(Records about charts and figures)
• • • • • • •

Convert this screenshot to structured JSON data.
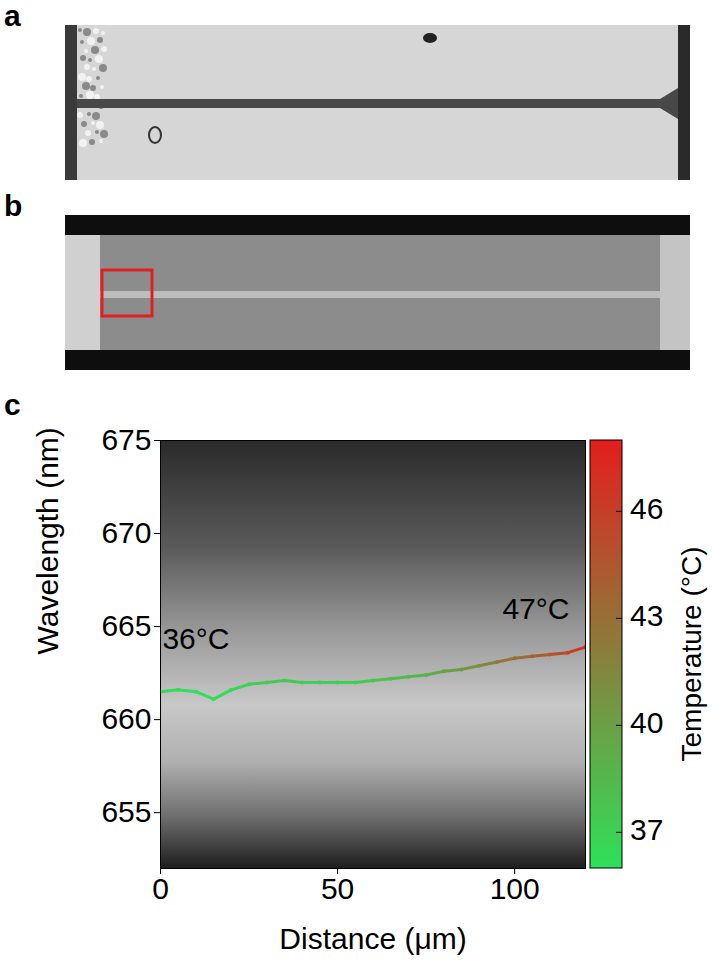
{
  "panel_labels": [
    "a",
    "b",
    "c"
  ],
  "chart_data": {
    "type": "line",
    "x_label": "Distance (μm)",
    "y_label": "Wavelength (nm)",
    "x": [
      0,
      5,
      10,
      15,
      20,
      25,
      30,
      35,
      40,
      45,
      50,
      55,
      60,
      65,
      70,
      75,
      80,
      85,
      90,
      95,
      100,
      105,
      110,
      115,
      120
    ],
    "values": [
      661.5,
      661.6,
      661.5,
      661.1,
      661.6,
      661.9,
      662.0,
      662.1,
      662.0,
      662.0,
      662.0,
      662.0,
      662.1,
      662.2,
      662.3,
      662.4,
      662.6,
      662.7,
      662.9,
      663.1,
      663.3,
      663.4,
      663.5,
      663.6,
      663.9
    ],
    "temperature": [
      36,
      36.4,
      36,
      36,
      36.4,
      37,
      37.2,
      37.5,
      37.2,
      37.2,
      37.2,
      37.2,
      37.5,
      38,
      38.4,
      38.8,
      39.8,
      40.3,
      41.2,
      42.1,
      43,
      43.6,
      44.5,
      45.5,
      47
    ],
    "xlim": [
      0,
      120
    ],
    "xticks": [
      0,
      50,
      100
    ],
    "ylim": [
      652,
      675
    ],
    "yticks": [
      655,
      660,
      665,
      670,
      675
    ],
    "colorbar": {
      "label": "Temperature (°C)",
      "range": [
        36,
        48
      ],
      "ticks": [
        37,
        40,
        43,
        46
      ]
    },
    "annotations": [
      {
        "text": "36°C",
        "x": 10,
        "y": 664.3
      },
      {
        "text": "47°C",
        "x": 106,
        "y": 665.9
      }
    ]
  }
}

• • • • • • •

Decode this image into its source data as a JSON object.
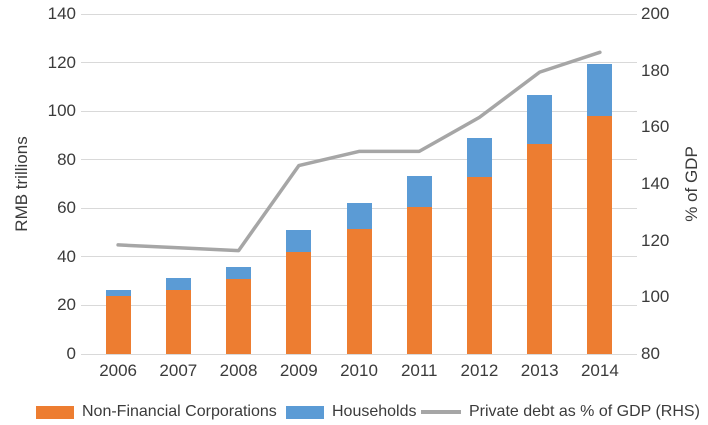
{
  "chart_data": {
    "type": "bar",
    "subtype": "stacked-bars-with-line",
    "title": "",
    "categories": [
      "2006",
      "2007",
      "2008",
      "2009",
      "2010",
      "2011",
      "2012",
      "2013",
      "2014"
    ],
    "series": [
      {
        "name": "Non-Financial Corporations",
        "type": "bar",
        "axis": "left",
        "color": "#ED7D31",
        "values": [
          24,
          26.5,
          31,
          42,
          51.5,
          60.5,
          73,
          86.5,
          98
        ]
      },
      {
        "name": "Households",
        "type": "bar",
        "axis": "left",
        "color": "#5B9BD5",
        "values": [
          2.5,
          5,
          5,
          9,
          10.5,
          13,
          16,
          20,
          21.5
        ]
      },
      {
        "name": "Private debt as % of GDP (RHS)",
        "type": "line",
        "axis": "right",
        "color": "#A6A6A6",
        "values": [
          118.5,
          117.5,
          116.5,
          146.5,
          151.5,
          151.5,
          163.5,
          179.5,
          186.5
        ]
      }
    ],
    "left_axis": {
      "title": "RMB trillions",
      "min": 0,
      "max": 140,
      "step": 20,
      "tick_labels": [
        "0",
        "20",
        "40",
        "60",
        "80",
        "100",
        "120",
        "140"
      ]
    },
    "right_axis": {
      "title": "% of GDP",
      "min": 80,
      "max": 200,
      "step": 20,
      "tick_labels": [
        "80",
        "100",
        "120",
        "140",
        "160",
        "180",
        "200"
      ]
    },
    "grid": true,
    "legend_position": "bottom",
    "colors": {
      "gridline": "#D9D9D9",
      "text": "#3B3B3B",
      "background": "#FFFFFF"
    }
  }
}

• • • • • • •

→ THE TASK
Give the count of lines holding the word "name" and nothing more.

→ TASK RESPONSE
3